» **Exercise**:
Using the listing below, select the lines with the word "κανονικῶς" and copy them.

Extracted records:
◆ ◆ ◆

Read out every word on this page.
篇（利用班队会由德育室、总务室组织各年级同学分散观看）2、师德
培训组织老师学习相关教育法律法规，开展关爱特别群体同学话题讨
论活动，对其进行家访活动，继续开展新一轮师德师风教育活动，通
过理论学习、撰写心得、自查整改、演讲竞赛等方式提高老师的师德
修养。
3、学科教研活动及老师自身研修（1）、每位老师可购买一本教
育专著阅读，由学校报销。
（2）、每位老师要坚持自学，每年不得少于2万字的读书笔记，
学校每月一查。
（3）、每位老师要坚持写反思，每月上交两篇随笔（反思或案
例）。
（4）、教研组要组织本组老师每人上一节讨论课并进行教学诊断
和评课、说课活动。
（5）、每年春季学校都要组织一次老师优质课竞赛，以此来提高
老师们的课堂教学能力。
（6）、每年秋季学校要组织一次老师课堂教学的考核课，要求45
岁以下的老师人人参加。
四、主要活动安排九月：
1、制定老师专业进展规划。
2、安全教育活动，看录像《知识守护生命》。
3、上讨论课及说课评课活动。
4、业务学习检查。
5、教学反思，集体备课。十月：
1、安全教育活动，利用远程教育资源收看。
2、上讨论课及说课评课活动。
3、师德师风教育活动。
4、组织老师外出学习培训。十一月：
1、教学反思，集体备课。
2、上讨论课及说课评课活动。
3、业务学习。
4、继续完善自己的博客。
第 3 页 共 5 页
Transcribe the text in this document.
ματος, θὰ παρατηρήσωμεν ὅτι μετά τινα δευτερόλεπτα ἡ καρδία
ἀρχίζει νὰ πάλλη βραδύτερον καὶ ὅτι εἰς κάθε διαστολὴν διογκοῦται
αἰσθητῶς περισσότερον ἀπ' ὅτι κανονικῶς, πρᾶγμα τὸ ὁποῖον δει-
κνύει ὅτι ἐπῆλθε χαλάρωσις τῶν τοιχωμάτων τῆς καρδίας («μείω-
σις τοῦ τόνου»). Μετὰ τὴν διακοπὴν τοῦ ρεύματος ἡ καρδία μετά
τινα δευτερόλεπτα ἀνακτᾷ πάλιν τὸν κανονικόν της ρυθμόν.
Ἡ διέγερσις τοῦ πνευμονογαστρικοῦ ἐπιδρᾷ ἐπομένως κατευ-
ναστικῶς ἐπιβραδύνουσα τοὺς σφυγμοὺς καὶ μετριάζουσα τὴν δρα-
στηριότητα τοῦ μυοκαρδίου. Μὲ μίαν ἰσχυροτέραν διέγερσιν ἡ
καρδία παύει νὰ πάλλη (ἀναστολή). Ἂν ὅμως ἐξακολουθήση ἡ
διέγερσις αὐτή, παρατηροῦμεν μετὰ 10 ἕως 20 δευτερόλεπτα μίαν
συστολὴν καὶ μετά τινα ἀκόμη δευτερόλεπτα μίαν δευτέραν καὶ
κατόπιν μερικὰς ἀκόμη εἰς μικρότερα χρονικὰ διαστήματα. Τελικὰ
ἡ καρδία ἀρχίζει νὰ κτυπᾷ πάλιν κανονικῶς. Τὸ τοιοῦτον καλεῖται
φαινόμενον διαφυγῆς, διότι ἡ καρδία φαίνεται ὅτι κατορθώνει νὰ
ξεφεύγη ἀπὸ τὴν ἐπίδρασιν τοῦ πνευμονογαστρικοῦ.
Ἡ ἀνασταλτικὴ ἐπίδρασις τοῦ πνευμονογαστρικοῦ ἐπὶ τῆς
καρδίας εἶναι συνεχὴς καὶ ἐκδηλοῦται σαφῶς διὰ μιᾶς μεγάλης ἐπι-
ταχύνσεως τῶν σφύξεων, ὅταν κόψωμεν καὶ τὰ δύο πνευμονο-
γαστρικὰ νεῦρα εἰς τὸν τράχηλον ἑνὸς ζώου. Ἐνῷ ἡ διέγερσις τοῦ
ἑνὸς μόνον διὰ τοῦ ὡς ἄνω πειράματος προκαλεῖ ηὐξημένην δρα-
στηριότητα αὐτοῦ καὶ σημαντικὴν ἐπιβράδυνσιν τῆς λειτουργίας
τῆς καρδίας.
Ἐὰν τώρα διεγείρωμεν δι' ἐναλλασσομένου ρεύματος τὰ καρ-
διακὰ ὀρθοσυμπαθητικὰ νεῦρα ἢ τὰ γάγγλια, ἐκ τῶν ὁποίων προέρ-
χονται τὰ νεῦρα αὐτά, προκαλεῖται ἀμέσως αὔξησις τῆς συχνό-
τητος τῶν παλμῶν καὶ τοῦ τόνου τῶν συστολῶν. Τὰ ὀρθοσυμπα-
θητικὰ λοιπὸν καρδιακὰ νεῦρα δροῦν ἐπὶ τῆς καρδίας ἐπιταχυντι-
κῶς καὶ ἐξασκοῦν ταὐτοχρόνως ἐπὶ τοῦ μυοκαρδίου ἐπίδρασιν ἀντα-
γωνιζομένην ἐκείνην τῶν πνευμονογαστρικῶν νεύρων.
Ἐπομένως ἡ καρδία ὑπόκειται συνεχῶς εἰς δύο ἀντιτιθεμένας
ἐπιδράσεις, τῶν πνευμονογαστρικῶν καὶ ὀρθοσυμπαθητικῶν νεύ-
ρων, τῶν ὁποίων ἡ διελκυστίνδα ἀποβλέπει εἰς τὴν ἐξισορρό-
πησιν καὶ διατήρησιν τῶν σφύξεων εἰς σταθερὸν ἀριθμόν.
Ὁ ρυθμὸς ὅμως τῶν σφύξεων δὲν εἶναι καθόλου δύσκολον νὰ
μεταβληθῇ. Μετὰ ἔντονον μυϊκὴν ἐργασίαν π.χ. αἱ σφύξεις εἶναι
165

◆ ◆ ◆

» **Answer to this exercise**:
αἰσθητῶς περισσότερον ἀπ' ὅτι κανονικῶς, πρᾶγμα τὸ ὁποῖον δει-
ἡ καρδία ἀρχίζει νὰ κτυπᾷ πάλιν κανονικῶς. Τὸ τοιοῦτον καλεῖται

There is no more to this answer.